>> START EXTRACTED MATERIAL
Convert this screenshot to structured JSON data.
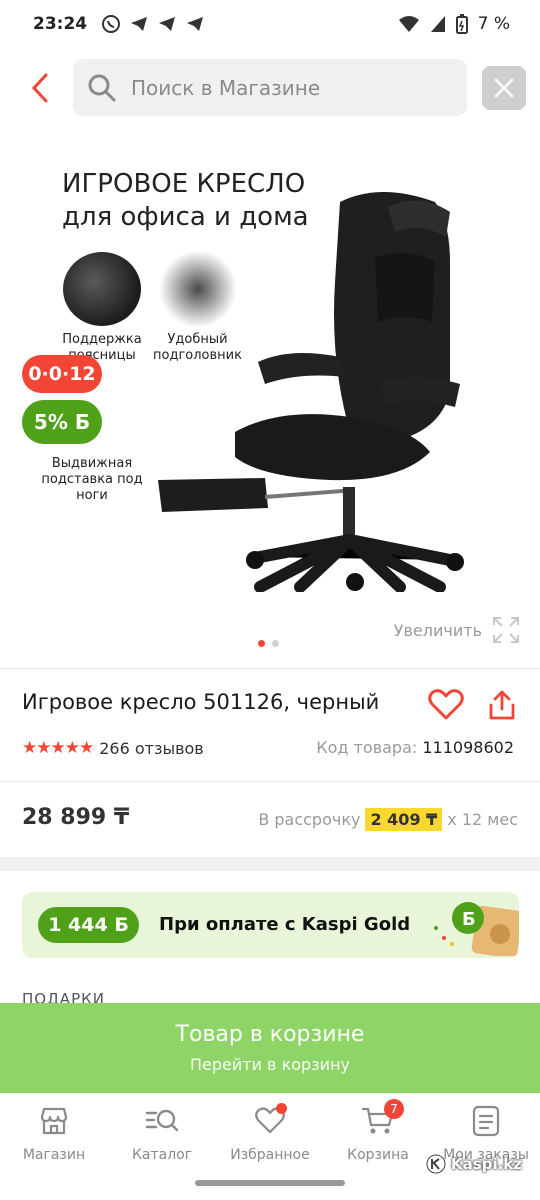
{
  "status_bar": {
    "time": "23:24",
    "battery": "7 %"
  },
  "search": {
    "placeholder": "Поиск в Магазине"
  },
  "gallery": {
    "promo_title_line1": "ИГРОВОЕ КРЕСЛО",
    "promo_title_line2": "для офиса и дома",
    "features": [
      {
        "label": "Поддержка\nпоясницы"
      },
      {
        "label": "Удобный\nподголовник"
      },
      {
        "label": "Выдвижная\nподставка под\nноги"
      }
    ],
    "credit_badge": "0·0·12",
    "bonus_badge": "5% Б",
    "zoom_label": "Увеличить",
    "slide_count": 2,
    "active_slide": 1
  },
  "product": {
    "title": "Игровое кресло 501126, черный",
    "rating_stars": 4.5,
    "reviews": "266 отзывов",
    "sku_label": "Код товара:",
    "sku_value": "111098602",
    "price": "28 899 ₸",
    "installment_label": "В рассрочку",
    "installment_value": "2 409 ₸",
    "installment_term": "x 12 мес"
  },
  "kaspi_gold": {
    "bonus": "1 444 Б",
    "text": "При оплате с Kaspi Gold"
  },
  "cart_cta": {
    "main": "Товар в корзине",
    "sub": "Перейти в корзину"
  },
  "bottom_nav": {
    "items": [
      {
        "label": "Магазин",
        "icon": "shop-icon"
      },
      {
        "label": "Каталог",
        "icon": "catalog-icon"
      },
      {
        "label": "Избранное",
        "icon": "heart-icon"
      },
      {
        "label": "Корзина",
        "icon": "cart-icon"
      },
      {
        "label": "Мои заказы",
        "icon": "orders-icon"
      }
    ],
    "cart_badge": "7"
  },
  "watermark": "Kaspi.kz",
  "colors": {
    "accent_red": "#f14635",
    "kaspi_green": "#4fa119",
    "cta_green": "#8ed466",
    "installment_yellow": "#fcd82e"
  }
}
>> END EXTRACTED MATERIAL
Word for word, quote the full listing, omitting every picture.

Convert this screenshot to structured JSON data.
{
  "status_bar": {
    "time": "23:24",
    "battery": "7 %"
  },
  "search": {
    "placeholder": "Поиск в Магазине"
  },
  "gallery": {
    "promo_title_line1": "ИГРОВОЕ КРЕСЛО",
    "promo_title_line2": "для офиса и дома",
    "features": [
      {
        "label": "Поддержка\nпоясницы"
      },
      {
        "label": "Удобный\nподголовник"
      },
      {
        "label": "Выдвижная\nподставка под\nноги"
      }
    ],
    "credit_badge": "0·0·12",
    "bonus_badge": "5% Б",
    "zoom_label": "Увеличить",
    "slide_count": 2,
    "active_slide": 1
  },
  "product": {
    "title": "Игровое кресло 501126, черный",
    "rating_stars": 4.5,
    "reviews": "266 отзывов",
    "sku_label": "Код товара:",
    "sku_value": "111098602",
    "price": "28 899 ₸",
    "installment_label": "В рассрочку",
    "installment_value": "2 409 ₸",
    "installment_term": "x 12 мес"
  },
  "kaspi_gold": {
    "bonus": "1 444 Б",
    "text": "При оплате с Kaspi Gold"
  },
  "cart_cta": {
    "main": "Товар в корзине",
    "sub": "Перейти в корзину"
  },
  "bottom_nav": {
    "items": [
      {
        "label": "Магазин",
        "icon": "shop-icon"
      },
      {
        "label": "Каталог",
        "icon": "catalog-icon"
      },
      {
        "label": "Избранное",
        "icon": "heart-icon"
      },
      {
        "label": "Корзина",
        "icon": "cart-icon"
      },
      {
        "label": "Мои заказы",
        "icon": "orders-icon"
      }
    ],
    "cart_badge": "7"
  },
  "watermark": "Kaspi.kz",
  "colors": {
    "accent_red": "#f14635",
    "kaspi_green": "#4fa119",
    "cta_green": "#8ed466",
    "installment_yellow": "#fcd82e"
  }
}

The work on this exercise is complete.